___ MATERIAL SHOWN ___

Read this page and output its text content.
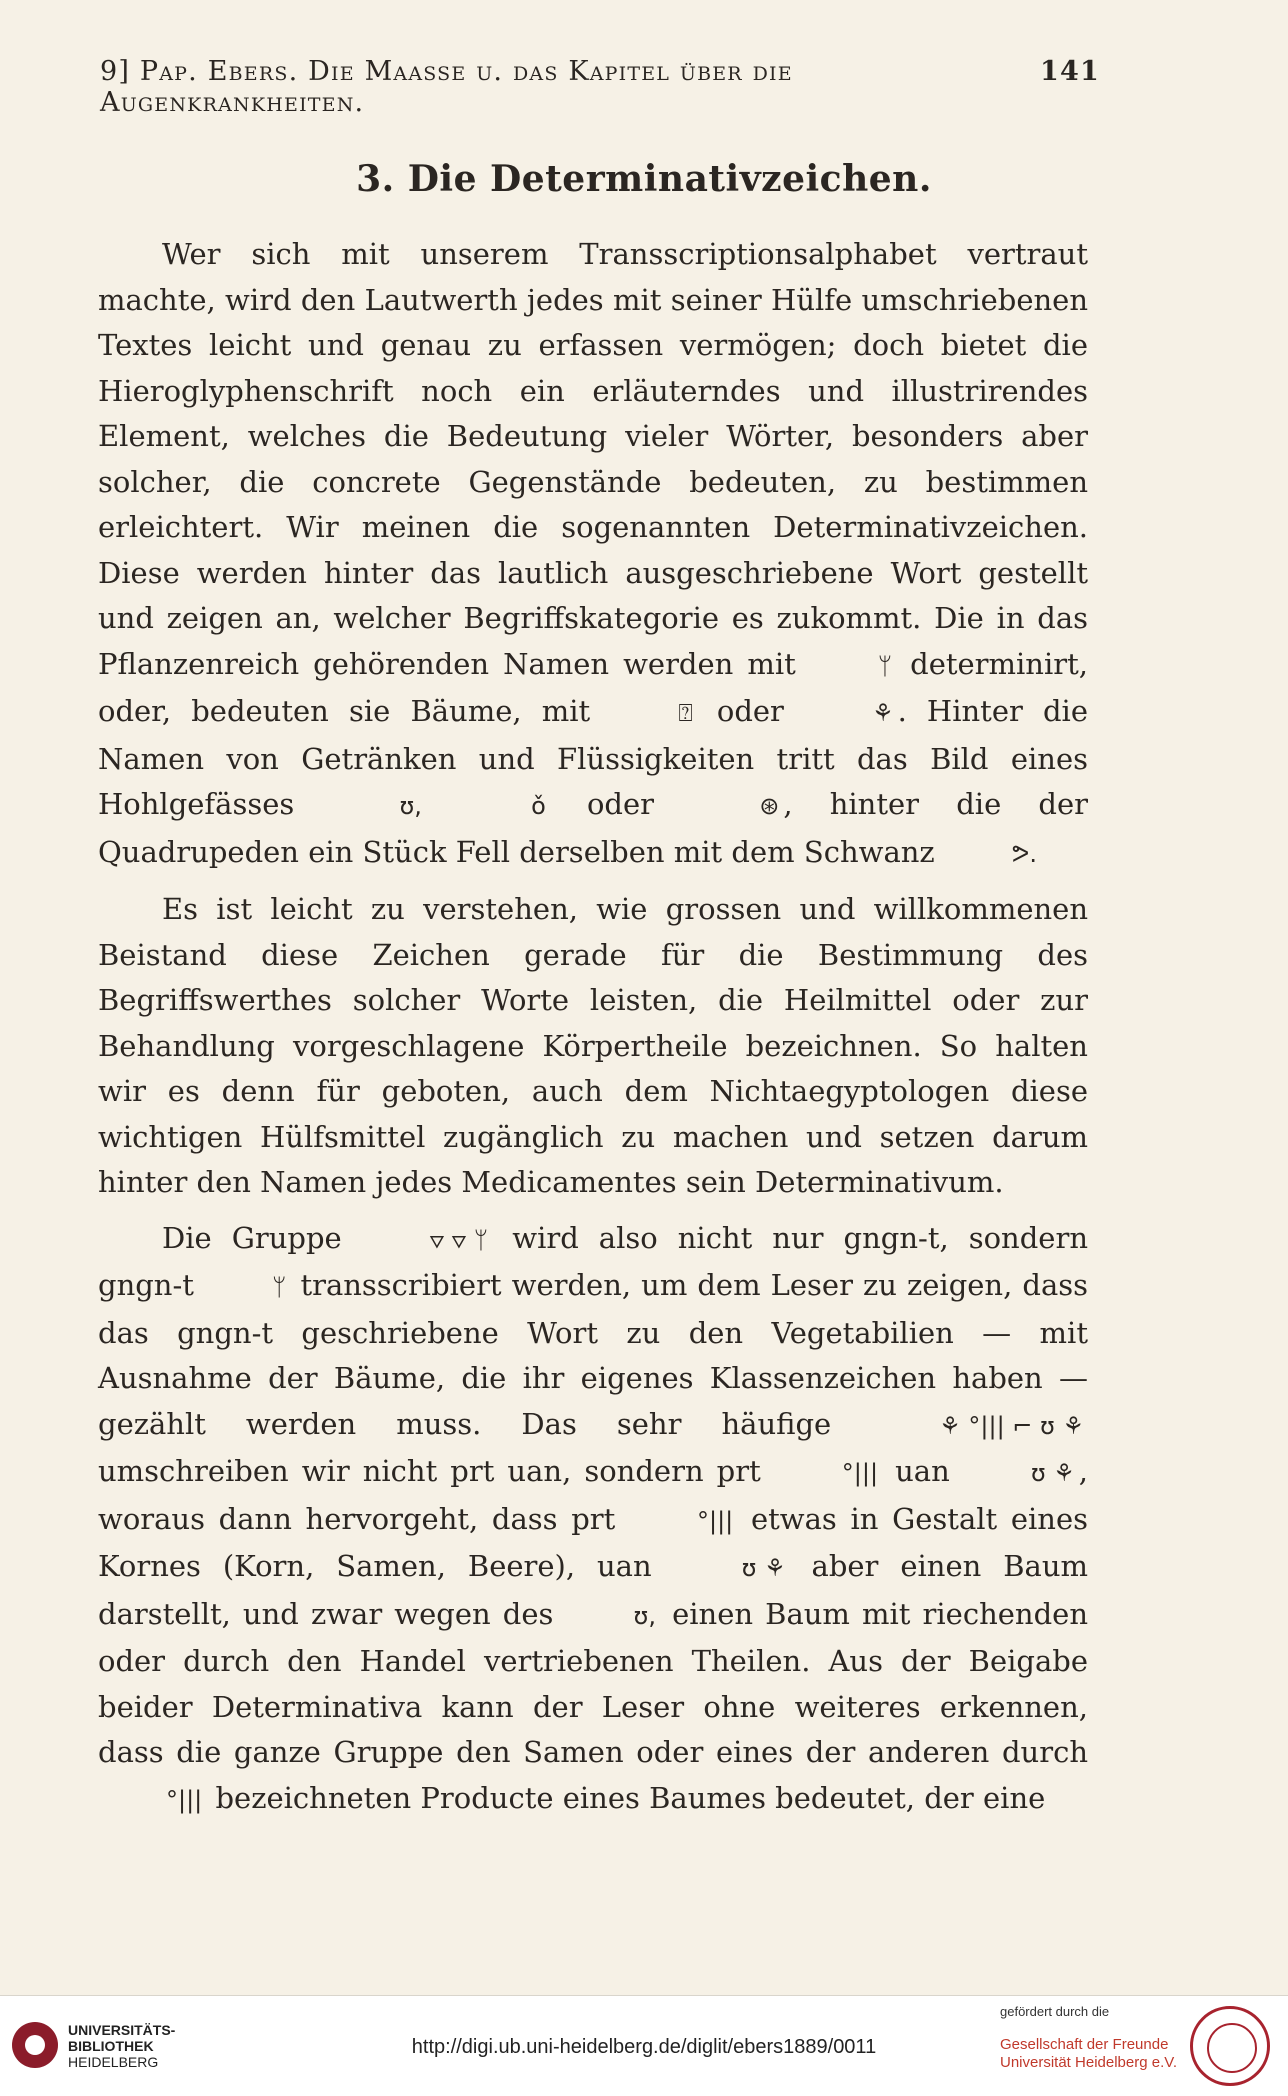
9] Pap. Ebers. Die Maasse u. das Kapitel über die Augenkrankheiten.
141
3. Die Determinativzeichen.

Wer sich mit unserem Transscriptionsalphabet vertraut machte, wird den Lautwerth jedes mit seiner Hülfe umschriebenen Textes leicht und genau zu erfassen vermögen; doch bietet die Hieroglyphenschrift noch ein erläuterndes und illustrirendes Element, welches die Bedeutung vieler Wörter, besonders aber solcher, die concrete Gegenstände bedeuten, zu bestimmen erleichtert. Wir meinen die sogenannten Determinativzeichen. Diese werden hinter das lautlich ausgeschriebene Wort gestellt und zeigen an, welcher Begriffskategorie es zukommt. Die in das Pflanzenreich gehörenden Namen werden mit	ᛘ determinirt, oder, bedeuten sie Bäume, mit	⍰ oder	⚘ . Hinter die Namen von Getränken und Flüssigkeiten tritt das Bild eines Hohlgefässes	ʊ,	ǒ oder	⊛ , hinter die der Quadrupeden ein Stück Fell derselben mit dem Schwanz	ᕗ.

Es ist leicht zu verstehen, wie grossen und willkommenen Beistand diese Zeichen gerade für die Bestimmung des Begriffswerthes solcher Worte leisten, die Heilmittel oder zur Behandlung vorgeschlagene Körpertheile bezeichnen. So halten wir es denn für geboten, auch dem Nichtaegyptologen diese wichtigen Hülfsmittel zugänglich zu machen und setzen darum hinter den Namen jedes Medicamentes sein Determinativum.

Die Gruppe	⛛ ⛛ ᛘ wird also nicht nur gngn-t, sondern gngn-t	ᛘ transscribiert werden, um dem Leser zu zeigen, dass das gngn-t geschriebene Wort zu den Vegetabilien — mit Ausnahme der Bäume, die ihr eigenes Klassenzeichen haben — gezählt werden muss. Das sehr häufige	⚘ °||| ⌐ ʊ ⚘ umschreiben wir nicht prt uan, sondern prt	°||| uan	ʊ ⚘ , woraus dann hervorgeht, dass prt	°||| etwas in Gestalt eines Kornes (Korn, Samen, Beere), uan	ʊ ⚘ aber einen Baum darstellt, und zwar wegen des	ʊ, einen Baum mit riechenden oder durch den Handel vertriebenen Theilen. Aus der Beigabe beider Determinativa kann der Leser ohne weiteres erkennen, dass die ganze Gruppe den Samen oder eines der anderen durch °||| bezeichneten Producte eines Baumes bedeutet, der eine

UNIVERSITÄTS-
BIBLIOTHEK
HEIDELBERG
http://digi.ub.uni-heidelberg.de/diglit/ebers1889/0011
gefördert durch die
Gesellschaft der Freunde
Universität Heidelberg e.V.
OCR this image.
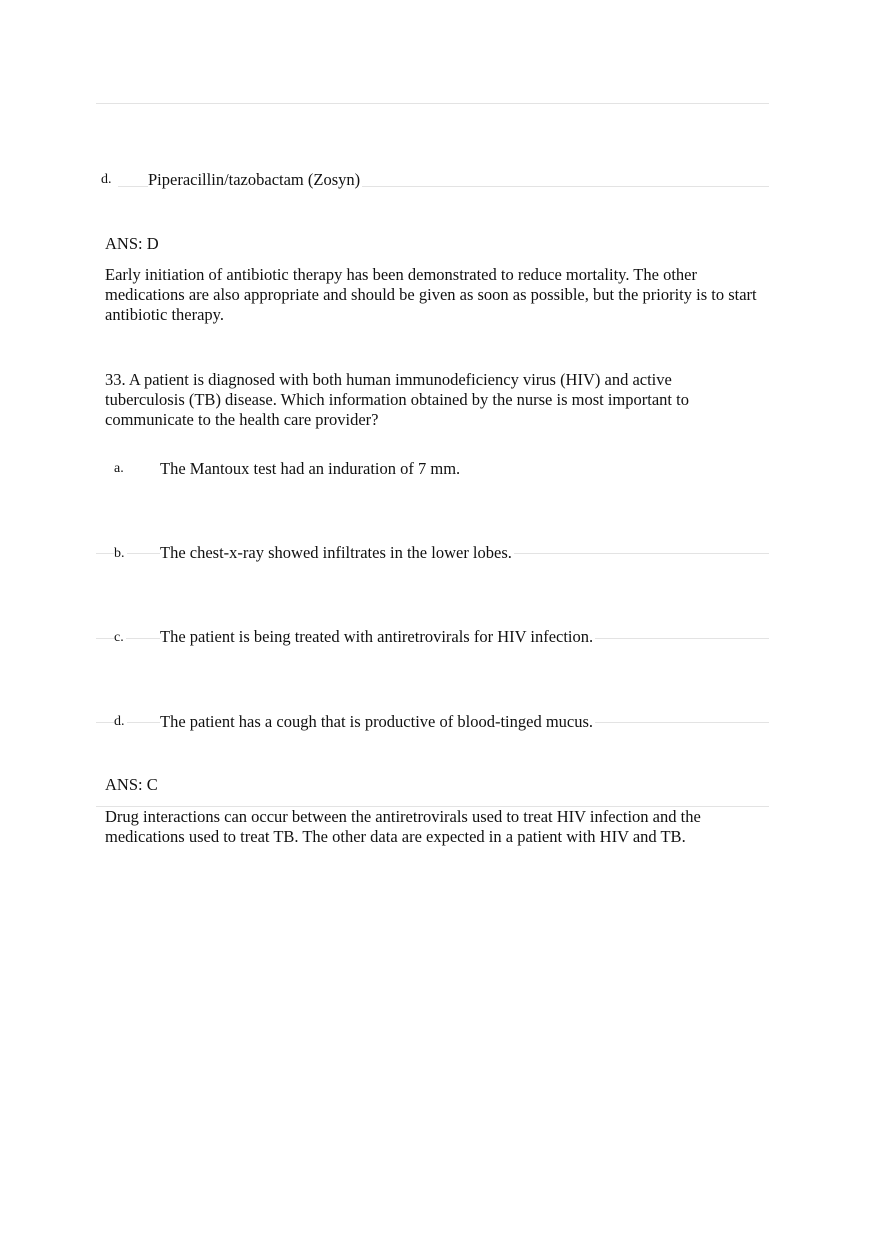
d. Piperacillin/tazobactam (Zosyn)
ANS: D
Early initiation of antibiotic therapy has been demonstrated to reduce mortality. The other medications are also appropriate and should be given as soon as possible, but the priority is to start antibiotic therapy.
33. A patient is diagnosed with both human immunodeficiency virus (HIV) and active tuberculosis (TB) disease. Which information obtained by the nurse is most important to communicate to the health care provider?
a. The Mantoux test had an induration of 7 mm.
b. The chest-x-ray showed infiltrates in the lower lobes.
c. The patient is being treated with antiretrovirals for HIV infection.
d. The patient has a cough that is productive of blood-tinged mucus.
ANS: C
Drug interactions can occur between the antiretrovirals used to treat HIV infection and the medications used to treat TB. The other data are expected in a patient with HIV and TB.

___

◆ TASK DETAILS ◆
Go through the entries and retype each one exactly, skipping any image.

◆ SOLUTION FOR THIS TASK ◆
Read this page and output its text content.
9] Pap. Ebers. Die Maasse u. das Kapitel über die Augenkrankheiten.
141
3. Die Determinativzeichen.

Wer sich mit unserem Transscriptionsalphabet vertraut machte, wird den Lautwerth jedes mit seiner Hülfe umschriebenen Textes leicht und genau zu erfassen vermögen; doch bietet die Hieroglyphenschrift noch ein erläuterndes und illustrirendes Element, welches die Bedeutung vieler Wörter, besonders aber solcher, die concrete Gegenstände bedeuten, zu bestimmen erleichtert. Wir meinen die sogenannten Determinativzeichen. Diese werden hinter das lautlich ausgeschriebene Wort gestellt und zeigen an, welcher Begriffskategorie es zukommt. Die in das Pflanzenreich gehörenden Namen werden mit	ᛘ determinirt, oder, bedeuten sie Bäume, mit	⍰ oder	⚘ . Hinter die Namen von Getränken und Flüssigkeiten tritt das Bild eines Hohlgefässes	ʊ,	ǒ oder	⊛ , hinter die der Quadrupeden ein Stück Fell derselben mit dem Schwanz	ᕗ.

Es ist leicht zu verstehen, wie grossen und willkommenen Beistand diese Zeichen gerade für die Bestimmung des Begriffswerthes solcher Worte leisten, die Heilmittel oder zur Behandlung vorgeschlagene Körpertheile bezeichnen. So halten wir es denn für geboten, auch dem Nichtaegyptologen diese wichtigen Hülfsmittel zugänglich zu machen und setzen darum hinter den Namen jedes Medicamentes sein Determinativum.

Die Gruppe	⛛ ⛛ ᛘ wird also nicht nur gngn-t, sondern gngn-t	ᛘ transscribiert werden, um dem Leser zu zeigen, dass das gngn-t geschriebene Wort zu den Vegetabilien — mit Ausnahme der Bäume, die ihr eigenes Klassenzeichen haben — gezählt werden muss. Das sehr häufige	⚘ °||| ⌐ ʊ ⚘ umschreiben wir nicht prt uan, sondern prt	°||| uan	ʊ ⚘ , woraus dann hervorgeht, dass prt	°||| etwas in Gestalt eines Kornes (Korn, Samen, Beere), uan	ʊ ⚘ aber einen Baum darstellt, und zwar wegen des	ʊ, einen Baum mit riechenden oder durch den Handel vertriebenen Theilen. Aus der Beigabe beider Determinativa kann der Leser ohne weiteres erkennen, dass die ganze Gruppe den Samen oder eines der anderen durch °||| bezeichneten Producte eines Baumes bedeutet, der eine

UNIVERSITÄTS-
BIBLIOTHEK
HEIDELBERG
http://digi.ub.uni-heidelberg.de/diglit/ebers1889/0011
gefördert durch die
Gesellschaft der Freunde
Universität Heidelberg e.V.
OCR this image.
d. Piperacillin/tazobactam (Zosyn)
ANS: D
Early initiation of antibiotic therapy has been demonstrated to reduce mortality. The other medications are also appropriate and should be given as soon as possible, but the priority is to start antibiotic therapy.
33. A patient is diagnosed with both human immunodeficiency virus (HIV) and active tuberculosis (TB) disease. Which information obtained by the nurse is most important to communicate to the health care provider?
a. The Mantoux test had an induration of 7 mm.
b. The chest-x-ray showed infiltrates in the lower lobes.
c. The patient is being treated with antiretrovirals for HIV infection.
d. The patient has a cough that is productive of blood-tinged mucus.
ANS: C
Drug interactions can occur between the antiretrovirals used to treat HIV infection and the medications used to treat TB. The other data are expected in a patient with HIV and TB.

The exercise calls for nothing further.